AIM: Identify every line in the records below that contains the word "MATERIAES", and reproduce each one.

AVAILABLE RECORDS:
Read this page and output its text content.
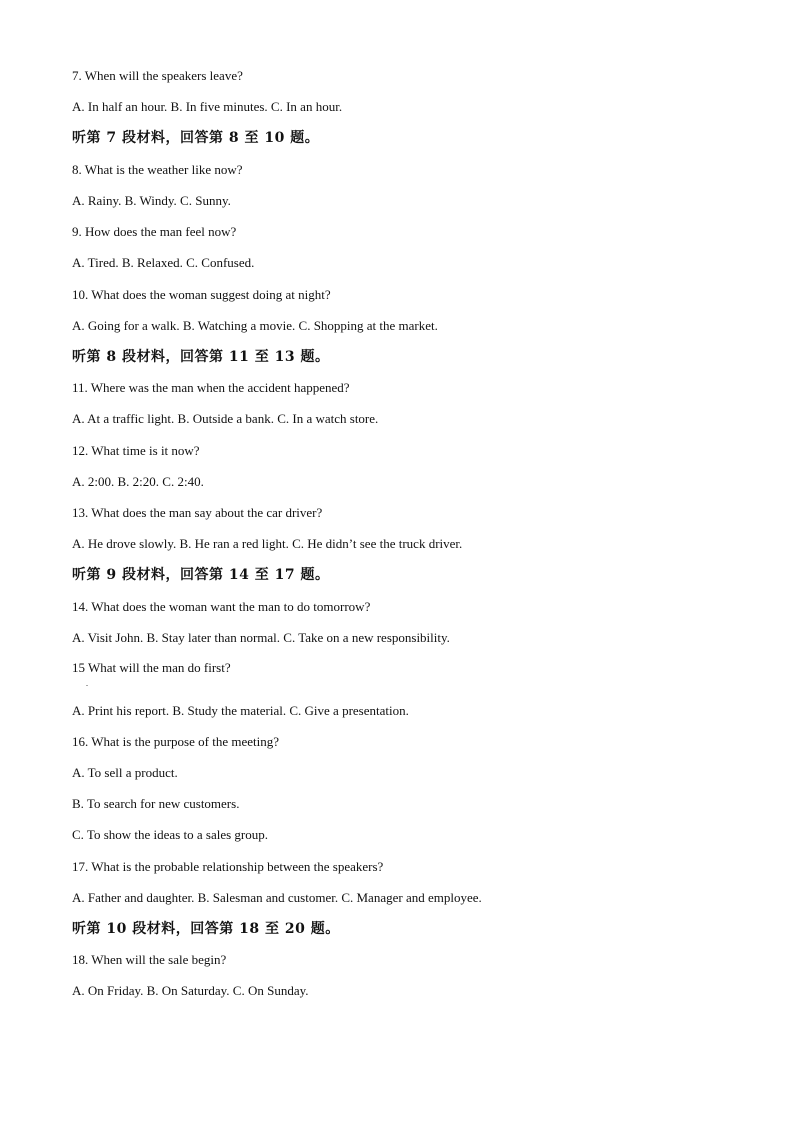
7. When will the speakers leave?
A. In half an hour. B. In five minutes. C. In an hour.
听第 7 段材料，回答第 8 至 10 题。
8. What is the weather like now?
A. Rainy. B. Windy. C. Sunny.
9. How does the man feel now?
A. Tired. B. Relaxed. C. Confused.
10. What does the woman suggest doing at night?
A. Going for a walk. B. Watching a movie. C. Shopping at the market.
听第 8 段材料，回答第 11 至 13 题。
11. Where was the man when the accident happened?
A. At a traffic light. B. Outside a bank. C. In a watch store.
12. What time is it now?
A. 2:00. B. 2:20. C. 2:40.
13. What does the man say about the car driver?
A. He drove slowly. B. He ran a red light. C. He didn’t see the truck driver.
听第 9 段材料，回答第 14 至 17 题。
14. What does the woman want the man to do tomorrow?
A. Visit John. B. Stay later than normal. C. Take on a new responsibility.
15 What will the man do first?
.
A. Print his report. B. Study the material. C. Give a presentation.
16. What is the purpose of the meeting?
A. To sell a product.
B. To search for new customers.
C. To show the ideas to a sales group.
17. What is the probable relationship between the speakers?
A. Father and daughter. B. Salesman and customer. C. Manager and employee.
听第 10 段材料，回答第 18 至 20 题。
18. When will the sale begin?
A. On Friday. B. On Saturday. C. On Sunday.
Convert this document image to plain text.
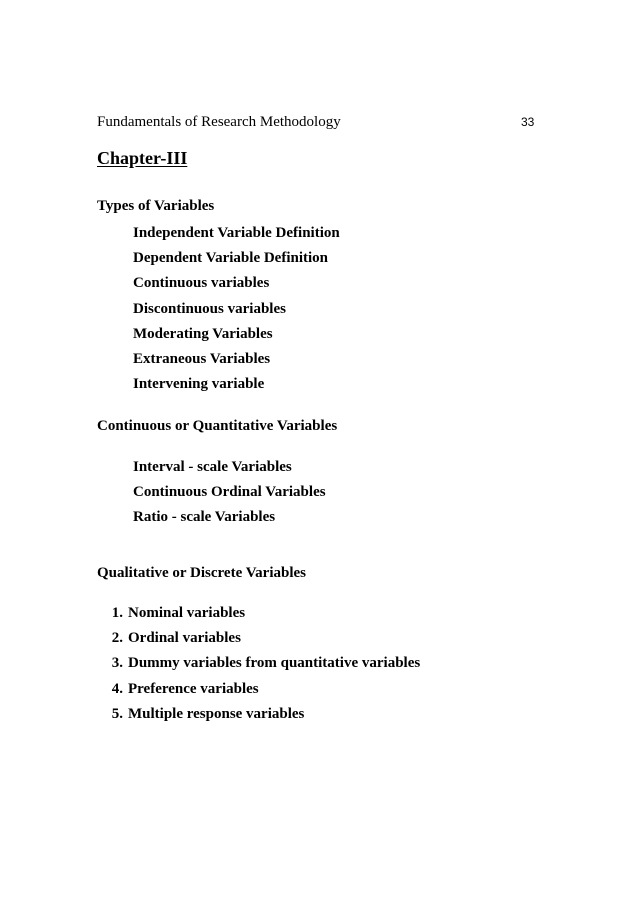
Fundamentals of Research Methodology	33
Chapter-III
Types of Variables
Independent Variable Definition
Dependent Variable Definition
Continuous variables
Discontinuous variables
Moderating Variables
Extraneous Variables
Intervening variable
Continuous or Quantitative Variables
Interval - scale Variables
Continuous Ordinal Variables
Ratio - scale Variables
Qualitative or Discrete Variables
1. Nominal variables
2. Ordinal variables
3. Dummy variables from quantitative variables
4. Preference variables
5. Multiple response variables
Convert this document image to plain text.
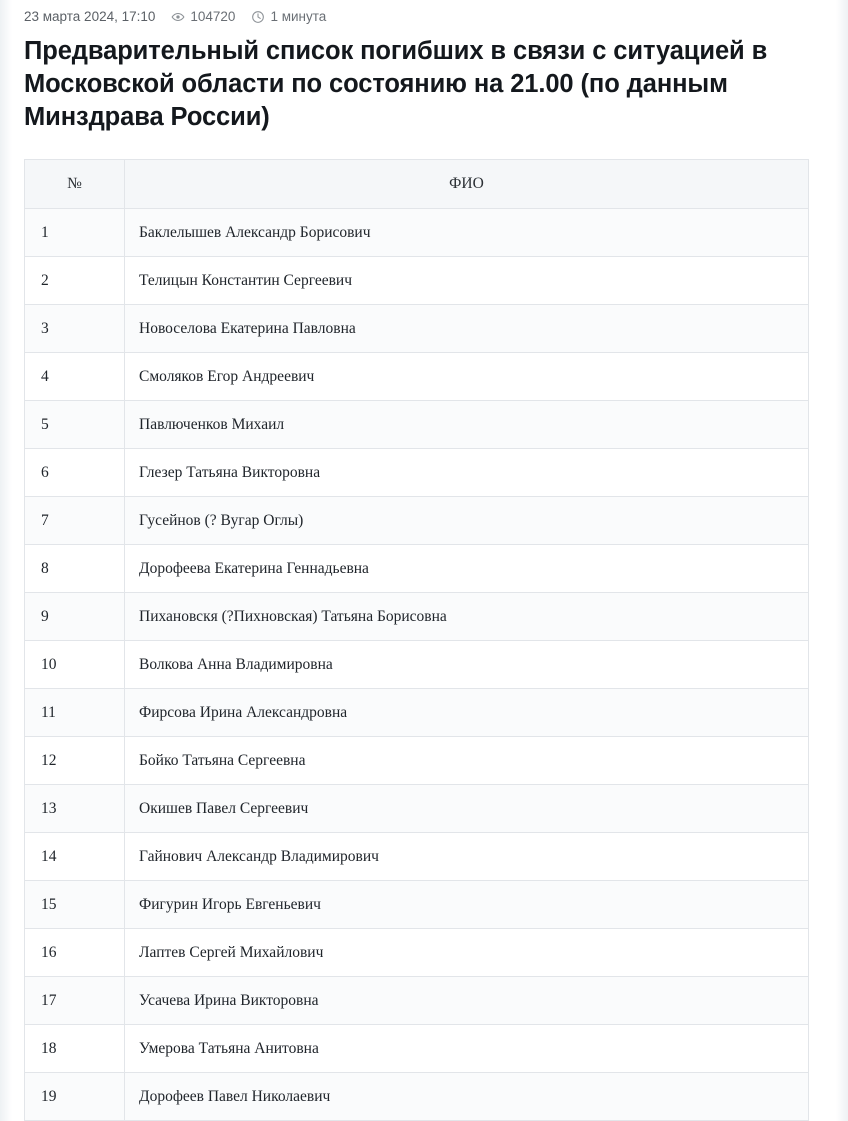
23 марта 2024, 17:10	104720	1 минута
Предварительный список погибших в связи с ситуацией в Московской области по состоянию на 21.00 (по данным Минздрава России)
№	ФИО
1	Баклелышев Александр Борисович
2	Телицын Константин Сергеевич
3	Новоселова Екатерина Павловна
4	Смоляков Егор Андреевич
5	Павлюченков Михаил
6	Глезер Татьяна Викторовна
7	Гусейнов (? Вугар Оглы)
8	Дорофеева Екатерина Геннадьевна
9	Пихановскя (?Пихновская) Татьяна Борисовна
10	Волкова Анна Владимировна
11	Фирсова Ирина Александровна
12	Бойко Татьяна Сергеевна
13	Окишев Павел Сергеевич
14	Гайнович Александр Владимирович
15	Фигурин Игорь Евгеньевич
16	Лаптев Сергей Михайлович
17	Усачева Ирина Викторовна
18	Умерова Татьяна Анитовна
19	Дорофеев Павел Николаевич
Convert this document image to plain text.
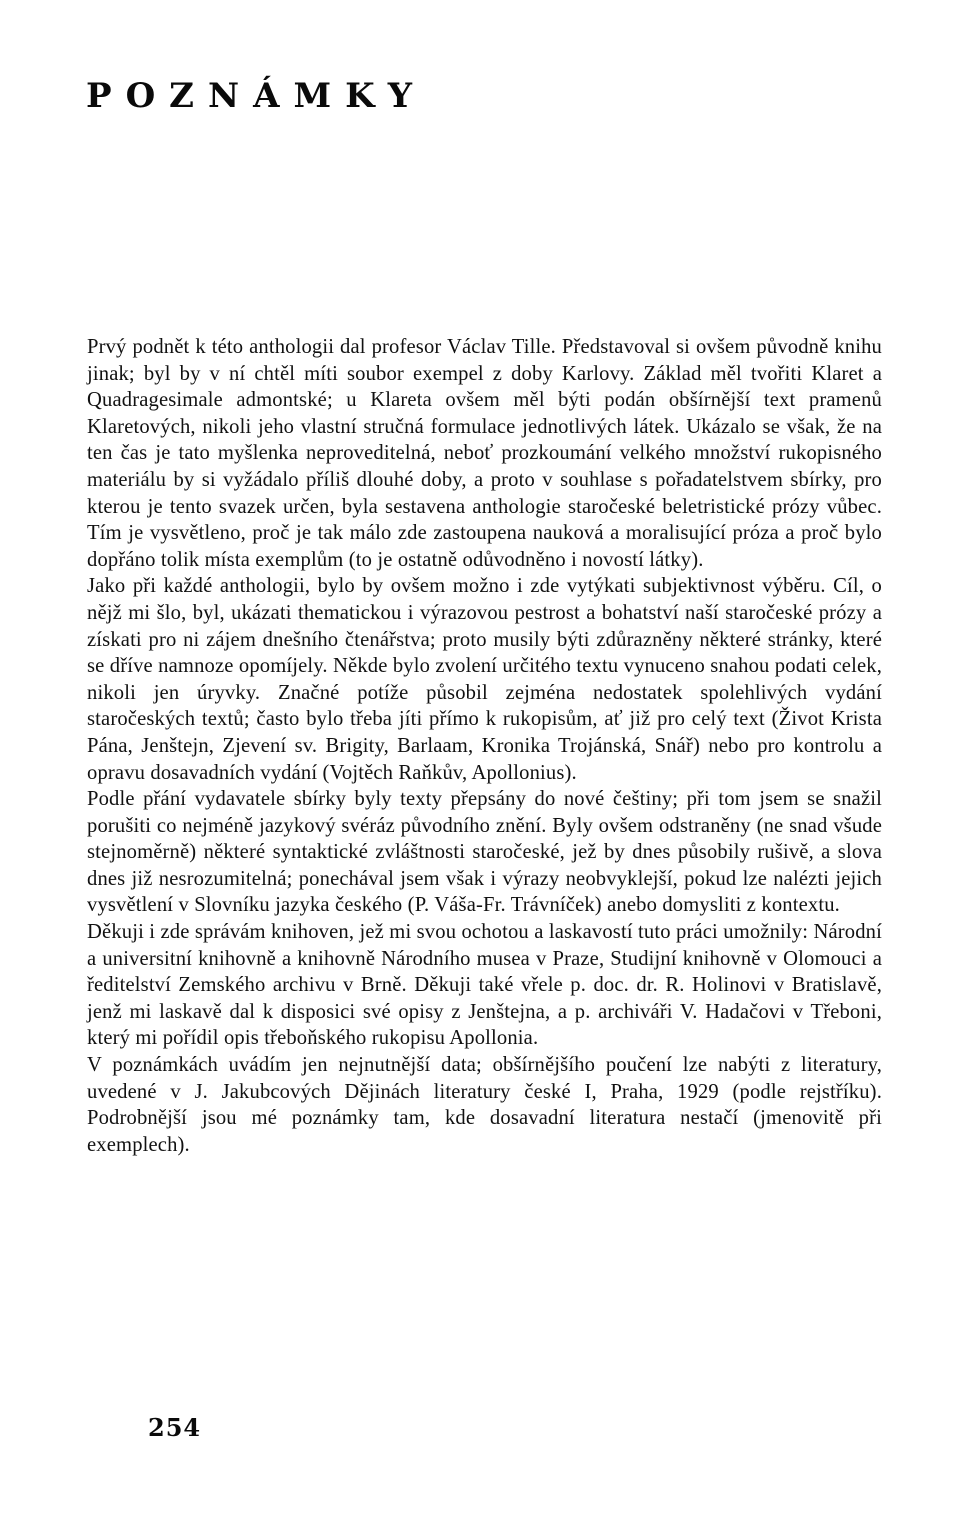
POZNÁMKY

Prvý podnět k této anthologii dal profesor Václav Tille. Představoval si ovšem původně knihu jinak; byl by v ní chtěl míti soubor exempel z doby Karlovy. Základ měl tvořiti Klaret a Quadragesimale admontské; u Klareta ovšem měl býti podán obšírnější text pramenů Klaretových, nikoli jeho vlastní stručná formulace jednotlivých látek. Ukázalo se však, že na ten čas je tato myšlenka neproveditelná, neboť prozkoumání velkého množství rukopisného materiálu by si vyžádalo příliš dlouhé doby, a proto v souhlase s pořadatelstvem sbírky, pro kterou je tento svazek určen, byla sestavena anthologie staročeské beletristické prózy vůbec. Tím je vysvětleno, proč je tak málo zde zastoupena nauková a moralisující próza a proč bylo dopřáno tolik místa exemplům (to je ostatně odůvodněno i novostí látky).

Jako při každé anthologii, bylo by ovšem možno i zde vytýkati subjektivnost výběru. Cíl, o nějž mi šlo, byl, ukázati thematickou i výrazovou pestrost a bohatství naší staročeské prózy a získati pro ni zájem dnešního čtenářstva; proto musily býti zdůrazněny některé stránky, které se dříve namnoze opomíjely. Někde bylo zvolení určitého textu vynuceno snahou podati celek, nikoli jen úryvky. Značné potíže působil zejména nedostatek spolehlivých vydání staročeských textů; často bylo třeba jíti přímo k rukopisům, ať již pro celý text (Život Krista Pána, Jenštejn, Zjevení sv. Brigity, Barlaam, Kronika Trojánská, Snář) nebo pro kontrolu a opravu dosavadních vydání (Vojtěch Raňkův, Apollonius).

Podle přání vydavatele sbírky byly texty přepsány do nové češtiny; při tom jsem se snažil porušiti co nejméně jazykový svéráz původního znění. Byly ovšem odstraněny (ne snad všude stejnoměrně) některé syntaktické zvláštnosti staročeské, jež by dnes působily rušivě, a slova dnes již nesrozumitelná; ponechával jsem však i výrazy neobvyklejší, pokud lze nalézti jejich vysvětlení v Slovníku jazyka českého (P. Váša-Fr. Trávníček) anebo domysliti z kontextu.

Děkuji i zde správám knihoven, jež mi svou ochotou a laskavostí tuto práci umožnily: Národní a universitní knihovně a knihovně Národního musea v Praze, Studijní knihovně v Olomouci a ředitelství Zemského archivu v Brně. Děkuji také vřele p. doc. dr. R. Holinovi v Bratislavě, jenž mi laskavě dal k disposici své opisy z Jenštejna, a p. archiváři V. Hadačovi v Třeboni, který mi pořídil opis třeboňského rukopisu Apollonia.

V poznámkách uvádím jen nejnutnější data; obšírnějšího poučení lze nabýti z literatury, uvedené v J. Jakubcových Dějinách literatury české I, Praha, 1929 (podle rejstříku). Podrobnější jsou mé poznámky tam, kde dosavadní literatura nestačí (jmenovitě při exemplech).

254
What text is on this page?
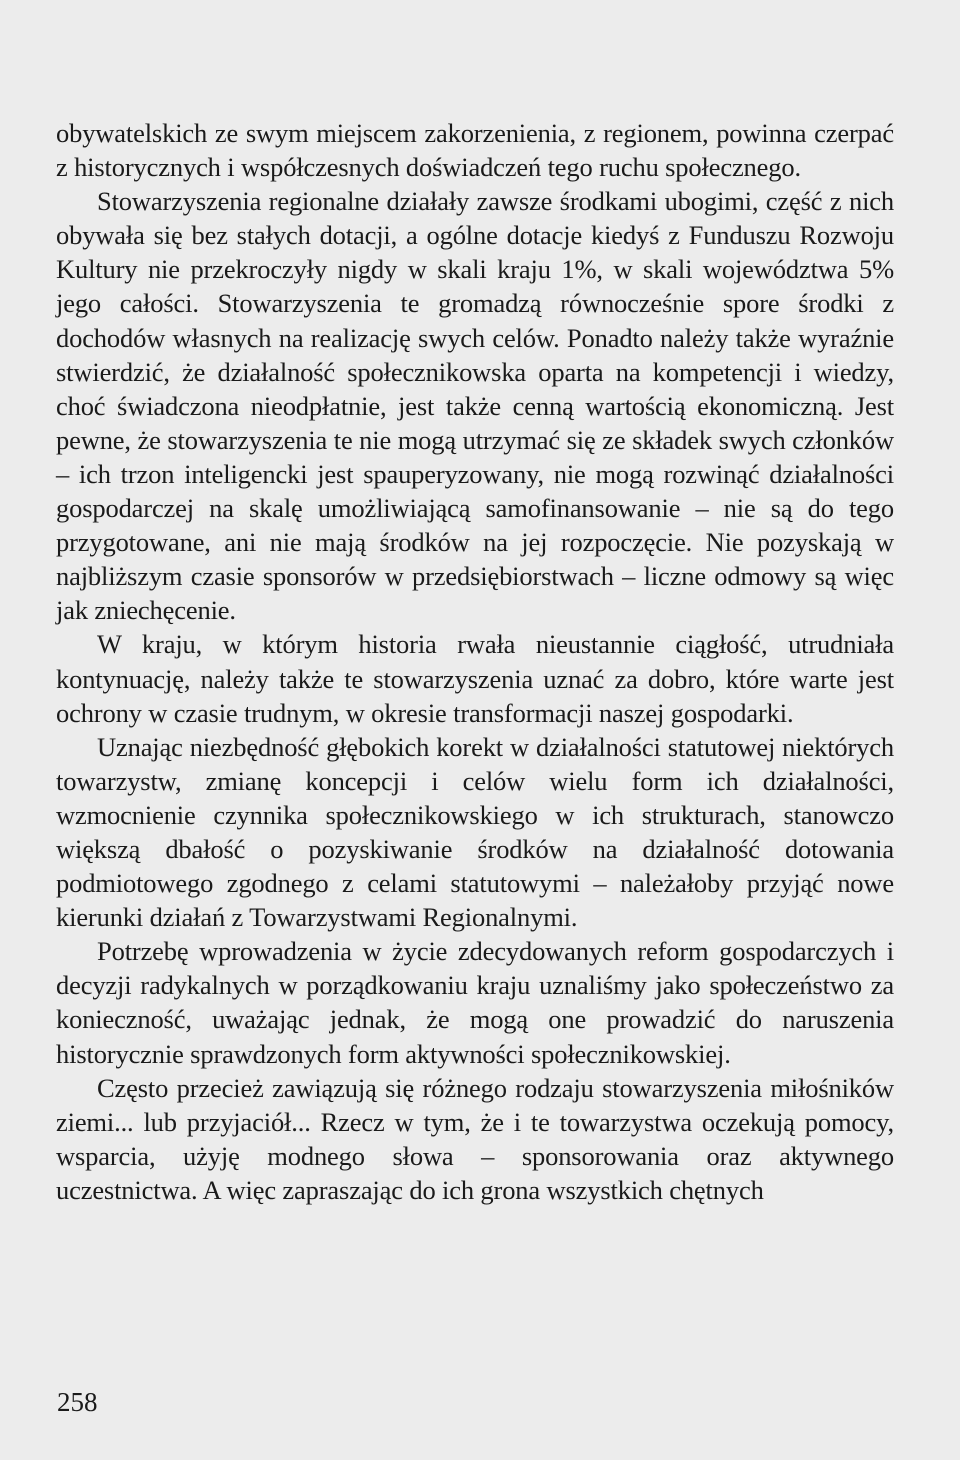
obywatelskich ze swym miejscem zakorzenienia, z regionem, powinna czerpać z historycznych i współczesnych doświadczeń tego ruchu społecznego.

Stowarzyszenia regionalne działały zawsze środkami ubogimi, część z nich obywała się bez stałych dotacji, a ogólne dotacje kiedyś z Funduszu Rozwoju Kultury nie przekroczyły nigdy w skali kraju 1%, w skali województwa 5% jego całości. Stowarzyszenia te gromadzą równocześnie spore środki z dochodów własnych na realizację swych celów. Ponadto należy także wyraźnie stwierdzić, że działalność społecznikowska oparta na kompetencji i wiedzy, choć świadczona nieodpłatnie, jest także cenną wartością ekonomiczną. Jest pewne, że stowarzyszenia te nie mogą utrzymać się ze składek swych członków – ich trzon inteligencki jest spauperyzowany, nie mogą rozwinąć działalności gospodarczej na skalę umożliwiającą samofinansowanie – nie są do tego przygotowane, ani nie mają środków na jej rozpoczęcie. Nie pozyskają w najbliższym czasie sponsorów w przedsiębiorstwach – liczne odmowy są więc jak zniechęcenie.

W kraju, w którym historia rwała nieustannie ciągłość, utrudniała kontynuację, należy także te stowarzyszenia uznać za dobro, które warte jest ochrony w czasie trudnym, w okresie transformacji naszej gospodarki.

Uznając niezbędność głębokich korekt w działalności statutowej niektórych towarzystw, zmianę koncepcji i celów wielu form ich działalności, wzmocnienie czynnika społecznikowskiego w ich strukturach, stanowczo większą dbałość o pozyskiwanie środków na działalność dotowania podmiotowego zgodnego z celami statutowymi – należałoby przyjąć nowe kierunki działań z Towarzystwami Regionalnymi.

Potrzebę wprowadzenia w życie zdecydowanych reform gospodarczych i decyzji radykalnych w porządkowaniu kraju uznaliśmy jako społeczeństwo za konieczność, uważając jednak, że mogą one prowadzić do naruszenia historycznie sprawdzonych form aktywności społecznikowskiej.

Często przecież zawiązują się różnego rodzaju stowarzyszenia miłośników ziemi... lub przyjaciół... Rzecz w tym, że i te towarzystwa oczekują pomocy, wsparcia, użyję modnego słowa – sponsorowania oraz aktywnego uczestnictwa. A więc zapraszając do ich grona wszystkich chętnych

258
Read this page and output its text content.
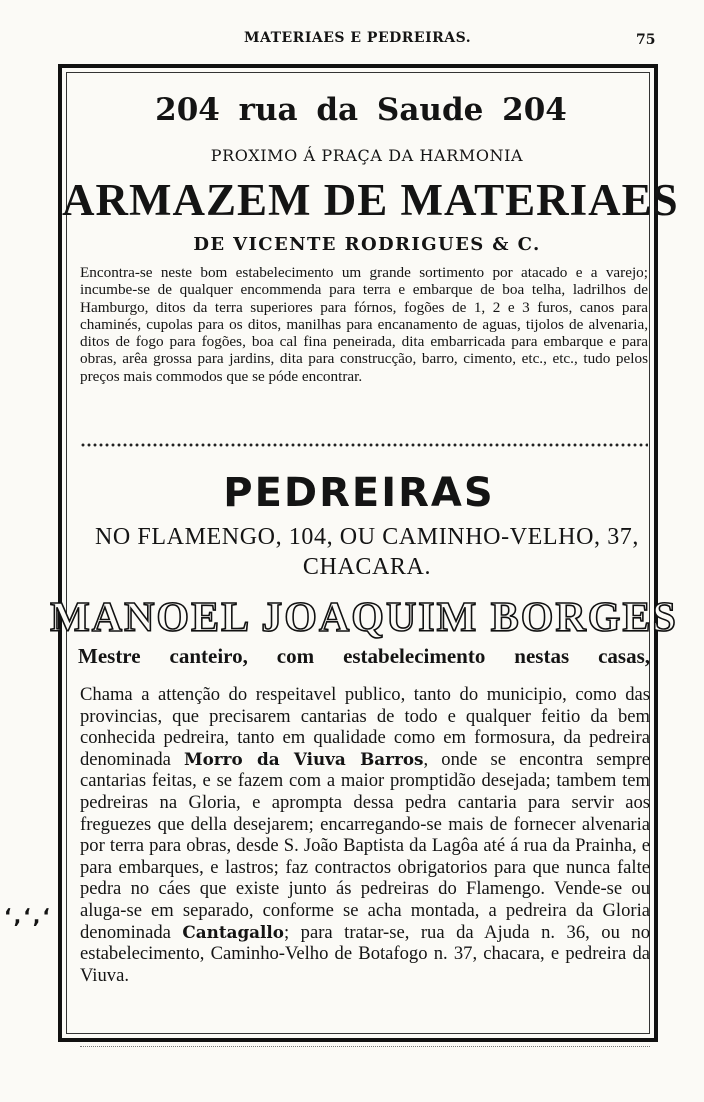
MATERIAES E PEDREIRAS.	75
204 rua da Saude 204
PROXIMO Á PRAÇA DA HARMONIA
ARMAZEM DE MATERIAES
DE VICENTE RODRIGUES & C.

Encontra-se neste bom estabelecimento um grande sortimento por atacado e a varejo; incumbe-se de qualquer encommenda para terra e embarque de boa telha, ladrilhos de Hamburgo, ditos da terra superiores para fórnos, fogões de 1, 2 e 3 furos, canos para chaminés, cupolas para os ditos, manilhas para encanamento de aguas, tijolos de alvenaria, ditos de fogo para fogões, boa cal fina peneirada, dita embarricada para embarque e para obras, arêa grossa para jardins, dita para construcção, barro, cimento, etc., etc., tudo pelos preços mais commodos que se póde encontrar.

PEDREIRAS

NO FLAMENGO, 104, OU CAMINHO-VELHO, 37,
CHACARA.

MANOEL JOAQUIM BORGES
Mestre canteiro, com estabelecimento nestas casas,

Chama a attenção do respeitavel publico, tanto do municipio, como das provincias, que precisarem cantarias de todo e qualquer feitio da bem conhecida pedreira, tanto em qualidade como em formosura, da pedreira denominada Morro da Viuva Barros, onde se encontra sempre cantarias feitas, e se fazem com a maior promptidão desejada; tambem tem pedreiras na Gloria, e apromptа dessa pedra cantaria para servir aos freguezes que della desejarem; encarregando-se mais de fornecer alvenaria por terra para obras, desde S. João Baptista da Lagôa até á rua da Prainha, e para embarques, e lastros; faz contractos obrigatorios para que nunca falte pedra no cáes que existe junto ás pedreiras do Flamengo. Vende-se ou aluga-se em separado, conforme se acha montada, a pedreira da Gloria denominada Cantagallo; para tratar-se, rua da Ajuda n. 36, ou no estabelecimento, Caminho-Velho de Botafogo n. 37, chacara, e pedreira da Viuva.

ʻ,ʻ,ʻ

RESPONSE TO THE TASK:
MATERIAES E PEDREIRAS.	75
ARMAZEM DE MATERIAES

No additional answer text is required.